**What to work on**:
Extract every record, exactly as written, and ignore the pictures.
-- START OF Records shown --
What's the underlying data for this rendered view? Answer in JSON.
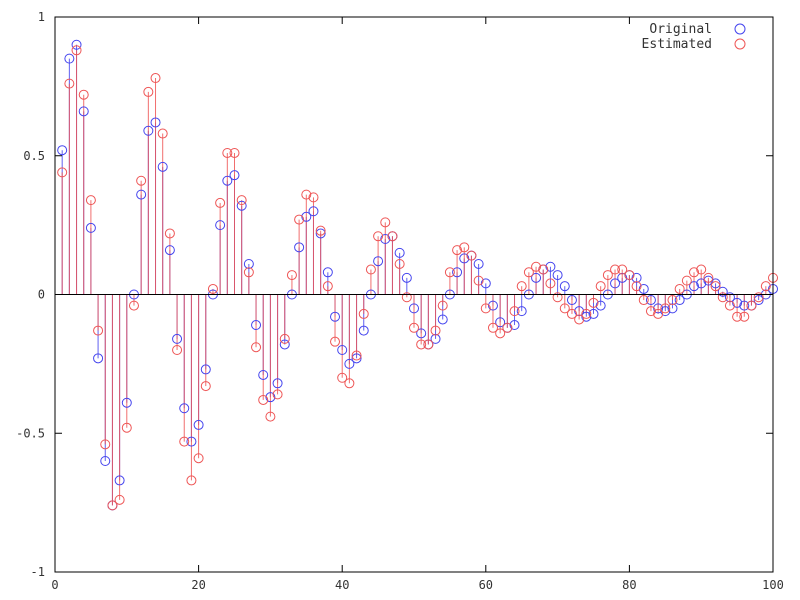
{
  "chart_data": {
    "type": "stem",
    "title": "",
    "xlabel": "",
    "ylabel": "",
    "xlim": [
      0,
      100
    ],
    "ylim": [
      -1,
      1
    ],
    "xticks": [
      0,
      20,
      40,
      60,
      80,
      100
    ],
    "yticks": [
      -1,
      -0.5,
      0,
      0.5,
      1
    ],
    "xtick_labels": [
      "0",
      "20",
      "40",
      "60",
      "80",
      "100"
    ],
    "ytick_labels": [
      "-1",
      "-0.5",
      "0",
      "0.5",
      "1"
    ],
    "legend_position": "top-right",
    "grid": false,
    "series": [
      {
        "name": "Original",
        "color": "#4444ee",
        "marker": "circle-open",
        "x": [
          1,
          2,
          3,
          4,
          5,
          6,
          7,
          8,
          9,
          10,
          11,
          12,
          13,
          14,
          15,
          16,
          17,
          18,
          19,
          20,
          21,
          22,
          23,
          24,
          25,
          26,
          27,
          28,
          29,
          30,
          31,
          32,
          33,
          34,
          35,
          36,
          37,
          38,
          39,
          40,
          41,
          42,
          43,
          44,
          45,
          46,
          47,
          48,
          49,
          50,
          51,
          52,
          53,
          54,
          55,
          56,
          57,
          58,
          59,
          60,
          61,
          62,
          63,
          64,
          65,
          66,
          67,
          68,
          69,
          70,
          71,
          72,
          73,
          74,
          75,
          76,
          77,
          78,
          79,
          80,
          81,
          82,
          83,
          84,
          85,
          86,
          87,
          88,
          89,
          90,
          91,
          92,
          93,
          94,
          95,
          96,
          97,
          98,
          99,
          100
        ],
        "values": [
          0.52,
          0.85,
          0.9,
          0.66,
          0.24,
          -0.23,
          -0.6,
          -0.76,
          -0.67,
          -0.39,
          0.0,
          0.36,
          0.59,
          0.62,
          0.46,
          0.16,
          -0.16,
          -0.41,
          -0.53,
          -0.47,
          -0.27,
          0.0,
          0.25,
          0.41,
          0.43,
          0.32,
          0.11,
          -0.11,
          -0.29,
          -0.37,
          -0.32,
          -0.18,
          0.0,
          0.17,
          0.28,
          0.3,
          0.22,
          0.08,
          -0.08,
          -0.2,
          -0.25,
          -0.23,
          -0.13,
          0.0,
          0.12,
          0.2,
          0.21,
          0.15,
          0.06,
          -0.05,
          -0.14,
          -0.18,
          -0.16,
          -0.09,
          0.0,
          0.08,
          0.13,
          0.14,
          0.11,
          0.04,
          -0.04,
          -0.1,
          -0.12,
          -0.11,
          -0.06,
          0.0,
          0.06,
          0.09,
          0.1,
          0.07,
          0.03,
          -0.02,
          -0.06,
          -0.08,
          -0.07,
          -0.04,
          0.0,
          0.04,
          0.06,
          0.07,
          0.06,
          0.02,
          -0.02,
          -0.05,
          -0.06,
          -0.05,
          -0.02,
          0.0,
          0.03,
          0.04,
          0.05,
          0.04,
          0.01,
          -0.01,
          -0.03,
          -0.04,
          -0.04,
          -0.02,
          0.0,
          0.02
        ]
      },
      {
        "name": "Estimated",
        "color": "#ee5555",
        "marker": "circle-open",
        "x": [
          1,
          2,
          3,
          4,
          5,
          6,
          7,
          8,
          9,
          10,
          11,
          12,
          13,
          14,
          15,
          16,
          17,
          18,
          19,
          20,
          21,
          22,
          23,
          24,
          25,
          26,
          27,
          28,
          29,
          30,
          31,
          32,
          33,
          34,
          35,
          36,
          37,
          38,
          39,
          40,
          41,
          42,
          43,
          44,
          45,
          46,
          47,
          48,
          49,
          50,
          51,
          52,
          53,
          54,
          55,
          56,
          57,
          58,
          59,
          60,
          61,
          62,
          63,
          64,
          65,
          66,
          67,
          68,
          69,
          70,
          71,
          72,
          73,
          74,
          75,
          76,
          77,
          78,
          79,
          80,
          81,
          82,
          83,
          84,
          85,
          86,
          87,
          88,
          89,
          90,
          91,
          92,
          93,
          94,
          95,
          96,
          97,
          98,
          99,
          100
        ],
        "values": [
          0.44,
          0.76,
          0.88,
          0.72,
          0.34,
          -0.13,
          -0.54,
          -0.76,
          -0.74,
          -0.48,
          -0.04,
          0.41,
          0.73,
          0.78,
          0.58,
          0.22,
          -0.2,
          -0.53,
          -0.67,
          -0.59,
          -0.33,
          0.02,
          0.33,
          0.51,
          0.51,
          0.34,
          0.08,
          -0.19,
          -0.38,
          -0.44,
          -0.36,
          -0.16,
          0.07,
          0.27,
          0.36,
          0.35,
          0.23,
          0.03,
          -0.17,
          -0.3,
          -0.32,
          -0.22,
          -0.07,
          0.09,
          0.21,
          0.26,
          0.21,
          0.11,
          -0.01,
          -0.12,
          -0.18,
          -0.18,
          -0.13,
          -0.04,
          0.08,
          0.16,
          0.17,
          0.14,
          0.05,
          -0.05,
          -0.12,
          -0.14,
          -0.12,
          -0.06,
          0.03,
          0.08,
          0.1,
          0.09,
          0.04,
          -0.01,
          -0.05,
          -0.07,
          -0.09,
          -0.07,
          -0.03,
          0.03,
          0.07,
          0.09,
          0.09,
          0.07,
          0.03,
          -0.02,
          -0.06,
          -0.07,
          -0.05,
          -0.02,
          0.02,
          0.05,
          0.08,
          0.09,
          0.06,
          0.03,
          -0.01,
          -0.04,
          -0.08,
          -0.08,
          -0.04,
          -0.01,
          0.03,
          0.06
        ]
      }
    ]
  }
}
-- END OF Records shown --
**Full answer**:
What's the underlying data for this rendered view? Answer in JSON.
{
  "chart_data": {
    "type": "stem",
    "title": "",
    "xlabel": "",
    "ylabel": "",
    "xlim": [
      0,
      100
    ],
    "ylim": [
      -1,
      1
    ],
    "xticks": [
      0,
      20,
      40,
      60,
      80,
      100
    ],
    "yticks": [
      -1,
      -0.5,
      0,
      0.5,
      1
    ],
    "xtick_labels": [
      "0",
      "20",
      "40",
      "60",
      "80",
      "100"
    ],
    "ytick_labels": [
      "-1",
      "-0.5",
      "0",
      "0.5",
      "1"
    ],
    "legend_position": "top-right",
    "grid": false,
    "series": [
      {
        "name": "Original",
        "color": "#4444ee",
        "marker": "circle-open",
        "x": [
          1,
          2,
          3,
          4,
          5,
          6,
          7,
          8,
          9,
          10,
          11,
          12,
          13,
          14,
          15,
          16,
          17,
          18,
          19,
          20,
          21,
          22,
          23,
          24,
          25,
          26,
          27,
          28,
          29,
          30,
          31,
          32,
          33,
          34,
          35,
          36,
          37,
          38,
          39,
          40,
          41,
          42,
          43,
          44,
          45,
          46,
          47,
          48,
          49,
          50,
          51,
          52,
          53,
          54,
          55,
          56,
          57,
          58,
          59,
          60,
          61,
          62,
          63,
          64,
          65,
          66,
          67,
          68,
          69,
          70,
          71,
          72,
          73,
          74,
          75,
          76,
          77,
          78,
          79,
          80,
          81,
          82,
          83,
          84,
          85,
          86,
          87,
          88,
          89,
          90,
          91,
          92,
          93,
          94,
          95,
          96,
          97,
          98,
          99,
          100
        ],
        "values": [
          0.52,
          0.85,
          0.9,
          0.66,
          0.24,
          -0.23,
          -0.6,
          -0.76,
          -0.67,
          -0.39,
          0.0,
          0.36,
          0.59,
          0.62,
          0.46,
          0.16,
          -0.16,
          -0.41,
          -0.53,
          -0.47,
          -0.27,
          0.0,
          0.25,
          0.41,
          0.43,
          0.32,
          0.11,
          -0.11,
          -0.29,
          -0.37,
          -0.32,
          -0.18,
          0.0,
          0.17,
          0.28,
          0.3,
          0.22,
          0.08,
          -0.08,
          -0.2,
          -0.25,
          -0.23,
          -0.13,
          0.0,
          0.12,
          0.2,
          0.21,
          0.15,
          0.06,
          -0.05,
          -0.14,
          -0.18,
          -0.16,
          -0.09,
          0.0,
          0.08,
          0.13,
          0.14,
          0.11,
          0.04,
          -0.04,
          -0.1,
          -0.12,
          -0.11,
          -0.06,
          0.0,
          0.06,
          0.09,
          0.1,
          0.07,
          0.03,
          -0.02,
          -0.06,
          -0.08,
          -0.07,
          -0.04,
          0.0,
          0.04,
          0.06,
          0.07,
          0.06,
          0.02,
          -0.02,
          -0.05,
          -0.06,
          -0.05,
          -0.02,
          0.0,
          0.03,
          0.04,
          0.05,
          0.04,
          0.01,
          -0.01,
          -0.03,
          -0.04,
          -0.04,
          -0.02,
          0.0,
          0.02
        ]
      },
      {
        "name": "Estimated",
        "color": "#ee5555",
        "marker": "circle-open",
        "x": [
          1,
          2,
          3,
          4,
          5,
          6,
          7,
          8,
          9,
          10,
          11,
          12,
          13,
          14,
          15,
          16,
          17,
          18,
          19,
          20,
          21,
          22,
          23,
          24,
          25,
          26,
          27,
          28,
          29,
          30,
          31,
          32,
          33,
          34,
          35,
          36,
          37,
          38,
          39,
          40,
          41,
          42,
          43,
          44,
          45,
          46,
          47,
          48,
          49,
          50,
          51,
          52,
          53,
          54,
          55,
          56,
          57,
          58,
          59,
          60,
          61,
          62,
          63,
          64,
          65,
          66,
          67,
          68,
          69,
          70,
          71,
          72,
          73,
          74,
          75,
          76,
          77,
          78,
          79,
          80,
          81,
          82,
          83,
          84,
          85,
          86,
          87,
          88,
          89,
          90,
          91,
          92,
          93,
          94,
          95,
          96,
          97,
          98,
          99,
          100
        ],
        "values": [
          0.44,
          0.76,
          0.88,
          0.72,
          0.34,
          -0.13,
          -0.54,
          -0.76,
          -0.74,
          -0.48,
          -0.04,
          0.41,
          0.73,
          0.78,
          0.58,
          0.22,
          -0.2,
          -0.53,
          -0.67,
          -0.59,
          -0.33,
          0.02,
          0.33,
          0.51,
          0.51,
          0.34,
          0.08,
          -0.19,
          -0.38,
          -0.44,
          -0.36,
          -0.16,
          0.07,
          0.27,
          0.36,
          0.35,
          0.23,
          0.03,
          -0.17,
          -0.3,
          -0.32,
          -0.22,
          -0.07,
          0.09,
          0.21,
          0.26,
          0.21,
          0.11,
          -0.01,
          -0.12,
          -0.18,
          -0.18,
          -0.13,
          -0.04,
          0.08,
          0.16,
          0.17,
          0.14,
          0.05,
          -0.05,
          -0.12,
          -0.14,
          -0.12,
          -0.06,
          0.03,
          0.08,
          0.1,
          0.09,
          0.04,
          -0.01,
          -0.05,
          -0.07,
          -0.09,
          -0.07,
          -0.03,
          0.03,
          0.07,
          0.09,
          0.09,
          0.07,
          0.03,
          -0.02,
          -0.06,
          -0.07,
          -0.05,
          -0.02,
          0.02,
          0.05,
          0.08,
          0.09,
          0.06,
          0.03,
          -0.01,
          -0.04,
          -0.08,
          -0.08,
          -0.04,
          -0.01,
          0.03,
          0.06
        ]
      }
    ]
  }
}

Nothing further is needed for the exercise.